Listed records =
* * * *

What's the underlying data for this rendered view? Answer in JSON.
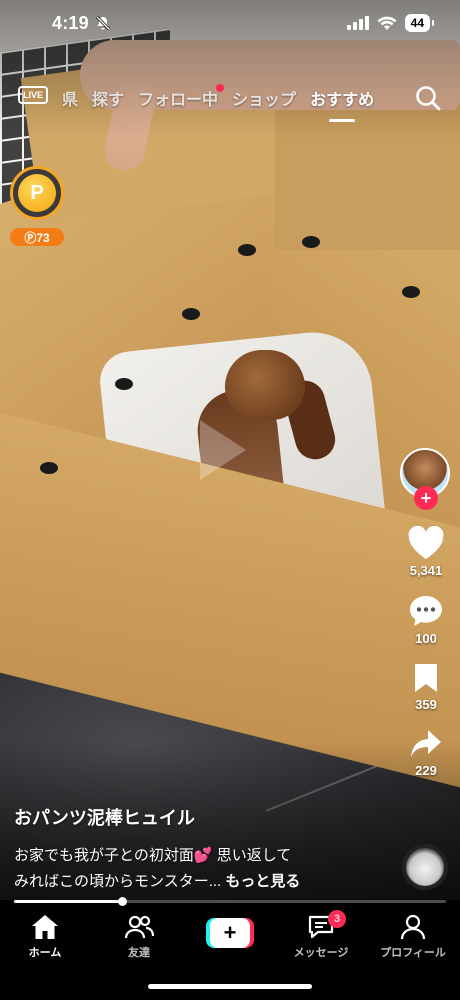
{
  "status_bar": {
    "time": "4:19",
    "battery": "44",
    "icons": [
      "bell-slash-icon",
      "signal-icon",
      "wifi-icon",
      "battery-icon"
    ]
  },
  "top_nav": {
    "live_label": "LIVE",
    "tabs": [
      {
        "label": "県",
        "active": false
      },
      {
        "label": "探す",
        "active": false
      },
      {
        "label": "フォロー中",
        "active": false,
        "has_dot": true
      },
      {
        "label": "ショップ",
        "active": false
      },
      {
        "label": "おすすめ",
        "active": true
      }
    ]
  },
  "coin": {
    "symbol": "P",
    "badge": "Ⓟ73"
  },
  "rail": {
    "follow_symbol": "+",
    "likes": "5,341",
    "comments": "100",
    "saves": "359",
    "shares": "229"
  },
  "caption": {
    "author": "おパンツ泥棒ヒュイル",
    "line1": "お家でも我が子との初対面💕 思い返して",
    "line2": "みればこの頃からモンスター...",
    "more": "もっと見る"
  },
  "playback": {
    "progress": 0.25
  },
  "tabbar": {
    "home": "ホーム",
    "friends": "友達",
    "create_symbol": "+",
    "messages": "メッセージ",
    "messages_badge": "3",
    "profile": "プロフィール"
  },
  "colors": {
    "accent": "#fe2c55",
    "accent2": "#25f4ee",
    "coin": "#f5a524"
  }
}
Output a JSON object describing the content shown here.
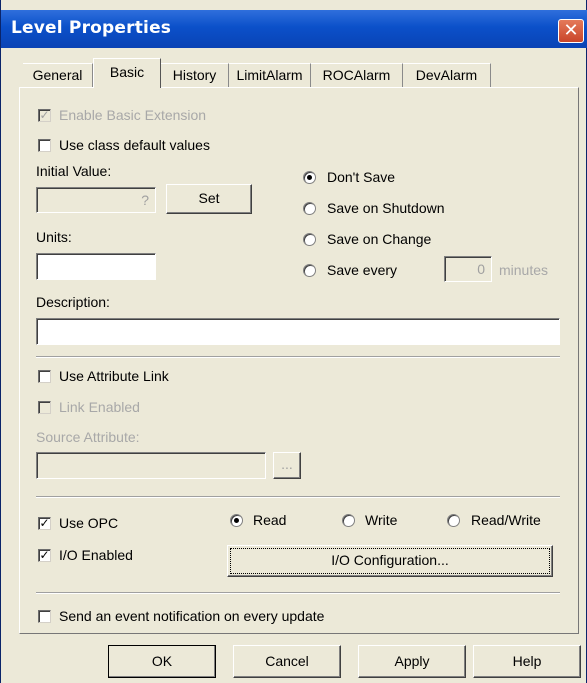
{
  "window": {
    "title": "Level Properties",
    "close_glyph": "✕"
  },
  "tabs": [
    "General",
    "Basic",
    "History",
    "LimitAlarm",
    "ROCAlarm",
    "DevAlarm"
  ],
  "active_tab": "Basic",
  "basic": {
    "enable_basic_extension": {
      "label": "Enable Basic Extension",
      "checked": true,
      "enabled": false
    },
    "use_class_default": {
      "label": "Use class default values",
      "checked": false
    },
    "initial_value": {
      "label": "Initial Value:",
      "value": "?"
    },
    "set_button": "Set",
    "save_options": [
      "Don't Save",
      "Save on Shutdown",
      "Save on Change",
      "Save every"
    ],
    "save_selected": "Don't Save",
    "save_every_value": "0",
    "save_every_unit": "minutes",
    "units": {
      "label": "Units:",
      "value": ""
    },
    "description": {
      "label": "Description:",
      "value": ""
    },
    "use_attribute_link": {
      "label": "Use Attribute Link",
      "checked": false
    },
    "link_enabled": {
      "label": "Link Enabled",
      "checked": false,
      "enabled": false
    },
    "source_attribute": {
      "label": "Source Attribute:",
      "value": "",
      "browse_label": "..."
    },
    "use_opc": {
      "label": "Use OPC",
      "checked": true
    },
    "io_enabled": {
      "label": "I/O Enabled",
      "checked": true
    },
    "opc_modes": [
      "Read",
      "Write",
      "Read/Write"
    ],
    "opc_selected": "Read",
    "io_config_button": "I/O Configuration...",
    "send_event": {
      "label": "Send an event notification on every update",
      "checked": false
    }
  },
  "footer": {
    "ok": "OK",
    "cancel": "Cancel",
    "apply": "Apply",
    "help": "Help"
  }
}
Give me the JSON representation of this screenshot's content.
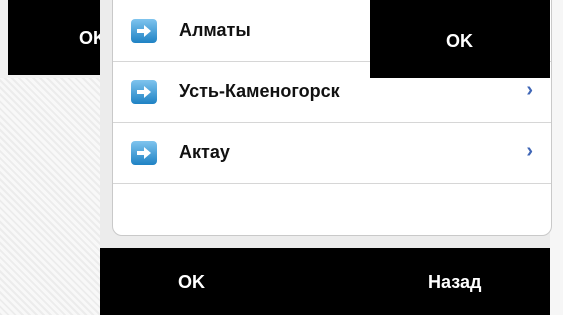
{
  "left_bar": {
    "ok_label": "OK"
  },
  "top_right_bar": {
    "ok_label": "OK"
  },
  "list": {
    "items": [
      {
        "label": "Алматы",
        "icon": "arrow-right-icon",
        "has_chevron": false
      },
      {
        "label": "Усть-Каменогорск",
        "icon": "arrow-right-icon",
        "has_chevron": true
      },
      {
        "label": "Актау",
        "icon": "arrow-right-icon",
        "has_chevron": true
      }
    ],
    "chevron_glyph": "›"
  },
  "bottom_bar": {
    "ok_label": "OK",
    "back_label": "Назад"
  },
  "colors": {
    "bar": "#000000",
    "icon_accent": "#1f82c4",
    "chevron": "#3f66b6"
  }
}
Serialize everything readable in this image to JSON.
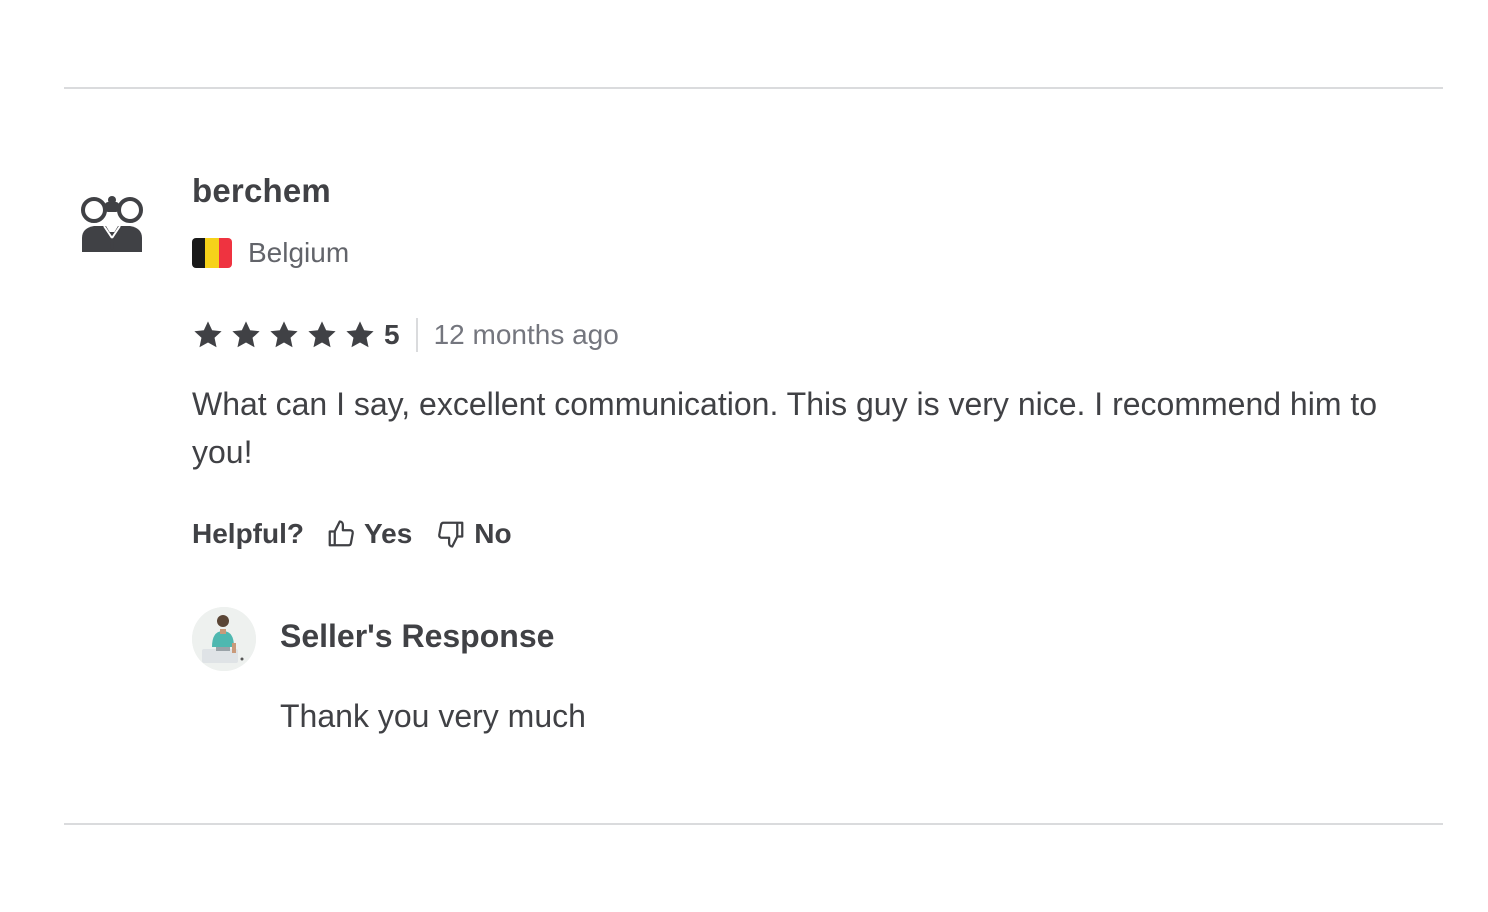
{
  "review": {
    "reviewer": {
      "name": "berchem",
      "avatar_icon": "binoculars-spy-icon",
      "country": "Belgium",
      "flag_colors": [
        "#1a1a1a",
        "#f6d21a",
        "#ef3340"
      ]
    },
    "rating": {
      "stars": 5,
      "value": "5"
    },
    "time_ago": "12 months ago",
    "text": "What can I say, excellent communication. This guy is very nice. I recommend him to you!",
    "helpful": {
      "label": "Helpful?",
      "yes_label": "Yes",
      "no_label": "No"
    },
    "seller_response": {
      "title": "Seller's Response",
      "text": "Thank you very much"
    }
  },
  "colors": {
    "text_primary": "#404145",
    "text_secondary": "#62646a",
    "divider": "#dadbdd"
  }
}
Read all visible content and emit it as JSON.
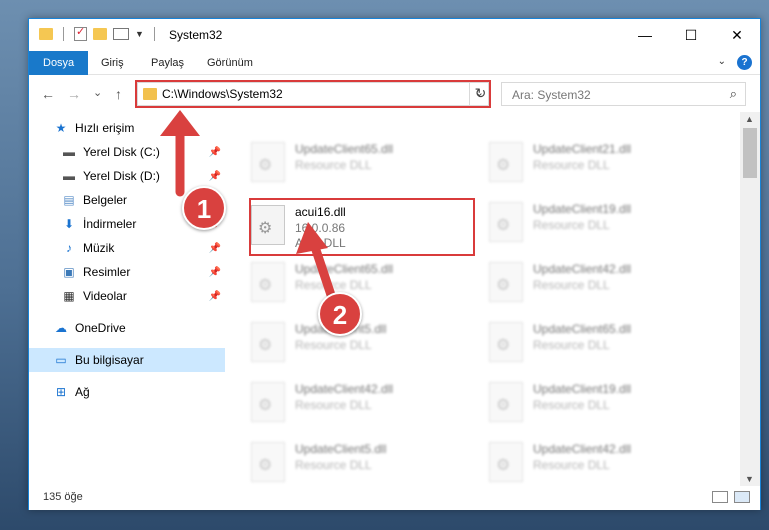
{
  "window": {
    "title": "System32",
    "controls": {
      "minimize": "—",
      "maximize": "☐",
      "close": "✕"
    }
  },
  "ribbon": {
    "tabs": [
      "Dosya",
      "Giriş",
      "Paylaş",
      "Görünüm"
    ],
    "help": "?"
  },
  "navigation": {
    "back": "←",
    "forward": "→",
    "recent": "⌄",
    "up": "↑",
    "address": "C:\\Windows\\System32",
    "search_placeholder": "Ara: System32"
  },
  "sidebar": {
    "items": [
      {
        "label": "Hızlı erişim",
        "icon": "star-icon"
      },
      {
        "label": "Yerel Disk (C:)",
        "icon": "drive-icon",
        "pinned": true
      },
      {
        "label": "Yerel Disk (D:)",
        "icon": "drive-icon",
        "pinned": true
      },
      {
        "label": "Belgeler",
        "icon": "documents-icon",
        "pinned": true
      },
      {
        "label": "İndirmeler",
        "icon": "download-icon",
        "pinned": true
      },
      {
        "label": "Müzik",
        "icon": "music-icon",
        "pinned": true
      },
      {
        "label": "Resimler",
        "icon": "pictures-icon",
        "pinned": true
      },
      {
        "label": "Videolar",
        "icon": "video-icon",
        "pinned": true
      },
      {
        "label": "OneDrive",
        "icon": "cloud-icon"
      },
      {
        "label": "Bu bilgisayar",
        "icon": "computer-icon",
        "selected": true
      },
      {
        "label": "Ağ",
        "icon": "network-icon"
      }
    ]
  },
  "files": {
    "highlighted": {
      "name": "acui16.dll",
      "version": "16.0.0.86",
      "description": "AcUi DLL"
    },
    "left_column": [
      {
        "name": "UpdateClient65.dll",
        "type": "Resource DLL"
      },
      {
        "name": "UpdateClient65.dll",
        "type": "Resource DLL"
      },
      {
        "name": "UpdateClient5.dll",
        "type": "Resource DLL"
      },
      {
        "name": "UpdateClient42.dll",
        "type": "Resource DLL"
      },
      {
        "name": "UpdateClient5.dll",
        "type": "Resource DLL"
      }
    ],
    "right_column": [
      {
        "name": "UpdateClient21.dll",
        "type": "Resource DLL"
      },
      {
        "name": "UpdateClient19.dll",
        "type": "Resource DLL"
      },
      {
        "name": "UpdateClient42.dll",
        "type": "Resource DLL"
      },
      {
        "name": "UpdateClient65.dll",
        "type": "Resource DLL"
      },
      {
        "name": "UpdateClient19.dll",
        "type": "Resource DLL"
      },
      {
        "name": "UpdateClient42.dll",
        "type": "Resource DLL"
      }
    ]
  },
  "status": {
    "item_count": "135 öğe"
  },
  "annotations": {
    "step1": "1",
    "step2": "2",
    "color": "#d9413f"
  }
}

* * * *

Extract the full listing above verbatim; pictures are to be left out of the copy.

Correct result =
What's the underlying data for this rendered view? Answer in JSON.
{
  "status_bar": {
    "time": "4:19",
    "battery": "44",
    "icons": [
      "bell-slash-icon",
      "signal-icon",
      "wifi-icon",
      "battery-icon"
    ]
  },
  "top_nav": {
    "live_label": "LIVE",
    "tabs": [
      {
        "label": "県",
        "active": false
      },
      {
        "label": "探す",
        "active": false
      },
      {
        "label": "フォロー中",
        "active": false,
        "has_dot": true
      },
      {
        "label": "ショップ",
        "active": false
      },
      {
        "label": "おすすめ",
        "active": true
      }
    ]
  },
  "coin": {
    "symbol": "P",
    "badge": "Ⓟ73"
  },
  "rail": {
    "follow_symbol": "+",
    "likes": "5,341",
    "comments": "100",
    "saves": "359",
    "shares": "229"
  },
  "caption": {
    "author": "おパンツ泥棒ヒュイル",
    "line1": "お家でも我が子との初対面💕 思い返して",
    "line2": "みればこの頃からモンスター...",
    "more": "もっと見る"
  },
  "playback": {
    "progress": 0.25
  },
  "tabbar": {
    "home": "ホーム",
    "friends": "友達",
    "create_symbol": "+",
    "messages": "メッセージ",
    "messages_badge": "3",
    "profile": "プロフィール"
  },
  "colors": {
    "accent": "#fe2c55",
    "accent2": "#25f4ee",
    "coin": "#f5a524"
  }
}
Output a JSON object describing the content shown here.
{
  "window": {
    "title": "Level Properties",
    "close_glyph": "✕"
  },
  "tabs": [
    "General",
    "Basic",
    "History",
    "LimitAlarm",
    "ROCAlarm",
    "DevAlarm"
  ],
  "active_tab": "Basic",
  "basic": {
    "enable_basic_extension": {
      "label": "Enable Basic Extension",
      "checked": true,
      "enabled": false
    },
    "use_class_default": {
      "label": "Use class default values",
      "checked": false
    },
    "initial_value": {
      "label": "Initial Value:",
      "value": "?"
    },
    "set_button": "Set",
    "save_options": [
      "Don't Save",
      "Save on Shutdown",
      "Save on Change",
      "Save every"
    ],
    "save_selected": "Don't Save",
    "save_every_value": "0",
    "save_every_unit": "minutes",
    "units": {
      "label": "Units:",
      "value": ""
    },
    "description": {
      "label": "Description:",
      "value": ""
    },
    "use_attribute_link": {
      "label": "Use Attribute Link",
      "checked": false
    },
    "link_enabled": {
      "label": "Link Enabled",
      "checked": false,
      "enabled": false
    },
    "source_attribute": {
      "label": "Source Attribute:",
      "value": "",
      "browse_label": "..."
    },
    "use_opc": {
      "label": "Use OPC",
      "checked": true
    },
    "io_enabled": {
      "label": "I/O Enabled",
      "checked": true
    },
    "opc_modes": [
      "Read",
      "Write",
      "Read/Write"
    ],
    "opc_selected": "Read",
    "io_config_button": "I/O Configuration...",
    "send_event": {
      "label": "Send an event notification on every update",
      "checked": false
    }
  },
  "footer": {
    "ok": "OK",
    "cancel": "Cancel",
    "apply": "Apply",
    "help": "Help"
  }
}
Give me the JSON representation of this screenshot's content.
{
  "left_bar": {
    "ok_label": "OK"
  },
  "top_right_bar": {
    "ok_label": "OK"
  },
  "list": {
    "items": [
      {
        "label": "Алматы",
        "icon": "arrow-right-icon",
        "has_chevron": false
      },
      {
        "label": "Усть-Каменогорск",
        "icon": "arrow-right-icon",
        "has_chevron": true
      },
      {
        "label": "Актау",
        "icon": "arrow-right-icon",
        "has_chevron": true
      }
    ],
    "chevron_glyph": "›"
  },
  "bottom_bar": {
    "ok_label": "OK",
    "back_label": "Назад"
  },
  "colors": {
    "bar": "#000000",
    "icon_accent": "#1f82c4",
    "chevron": "#3f66b6"
  }
}
Serialize everything readable in this image to JSON.
{
  "review": {
    "reviewer": {
      "name": "berchem",
      "avatar_icon": "binoculars-spy-icon",
      "country": "Belgium",
      "flag_colors": [
        "#1a1a1a",
        "#f6d21a",
        "#ef3340"
      ]
    },
    "rating": {
      "stars": 5,
      "value": "5"
    },
    "time_ago": "12 months ago",
    "text": "What can I say, excellent communication. This guy is very nice. I recommend him to you!",
    "helpful": {
      "label": "Helpful?",
      "yes_label": "Yes",
      "no_label": "No"
    },
    "seller_response": {
      "title": "Seller's Response",
      "text": "Thank you very much"
    }
  },
  "colors": {
    "text_primary": "#404145",
    "text_secondary": "#62646a",
    "divider": "#dadbdd"
  }
}
Read all visible content and emit it as JSON.
{
  "window": {
    "title": "System32",
    "controls": {
      "minimize": "—",
      "maximize": "☐",
      "close": "✕"
    }
  },
  "ribbon": {
    "tabs": [
      "Dosya",
      "Giriş",
      "Paylaş",
      "Görünüm"
    ],
    "help": "?"
  },
  "navigation": {
    "back": "←",
    "forward": "→",
    "recent": "⌄",
    "up": "↑",
    "address": "C:\\Windows\\System32",
    "search_placeholder": "Ara: System32"
  },
  "sidebar": {
    "items": [
      {
        "label": "Hızlı erişim",
        "icon": "star-icon"
      },
      {
        "label": "Yerel Disk (C:)",
        "icon": "drive-icon",
        "pinned": true
      },
      {
        "label": "Yerel Disk (D:)",
        "icon": "drive-icon",
        "pinned": true
      },
      {
        "label": "Belgeler",
        "icon": "documents-icon",
        "pinned": true
      },
      {
        "label": "İndirmeler",
        "icon": "download-icon",
        "pinned": true
      },
      {
        "label": "Müzik",
        "icon": "music-icon",
        "pinned": true
      },
      {
        "label": "Resimler",
        "icon": "pictures-icon",
        "pinned": true
      },
      {
        "label": "Videolar",
        "icon": "video-icon",
        "pinned": true
      },
      {
        "label": "OneDrive",
        "icon": "cloud-icon"
      },
      {
        "label": "Bu bilgisayar",
        "icon": "computer-icon",
        "selected": true
      },
      {
        "label": "Ağ",
        "icon": "network-icon"
      }
    ]
  },
  "files": {
    "highlighted": {
      "name": "acui16.dll",
      "version": "16.0.0.86",
      "description": "AcUi DLL"
    },
    "left_column": [
      {
        "name": "UpdateClient65.dll",
        "type": "Resource DLL"
      },
      {
        "name": "UpdateClient65.dll",
        "type": "Resource DLL"
      },
      {
        "name": "UpdateClient5.dll",
        "type": "Resource DLL"
      },
      {
        "name": "UpdateClient42.dll",
        "type": "Resource DLL"
      },
      {
        "name": "UpdateClient5.dll",
        "type": "Resource DLL"
      }
    ],
    "right_column": [
      {
        "name": "UpdateClient21.dll",
        "type": "Resource DLL"
      },
      {
        "name": "UpdateClient19.dll",
        "type": "Resource DLL"
      },
      {
        "name": "UpdateClient42.dll",
        "type": "Resource DLL"
      },
      {
        "name": "UpdateClient65.dll",
        "type": "Resource DLL"
      },
      {
        "name": "UpdateClient19.dll",
        "type": "Resource DLL"
      },
      {
        "name": "UpdateClient42.dll",
        "type": "Resource DLL"
      }
    ]
  },
  "status": {
    "item_count": "135 öğe"
  },
  "annotations": {
    "step1": "1",
    "step2": "2",
    "color": "#d9413f"
  }
}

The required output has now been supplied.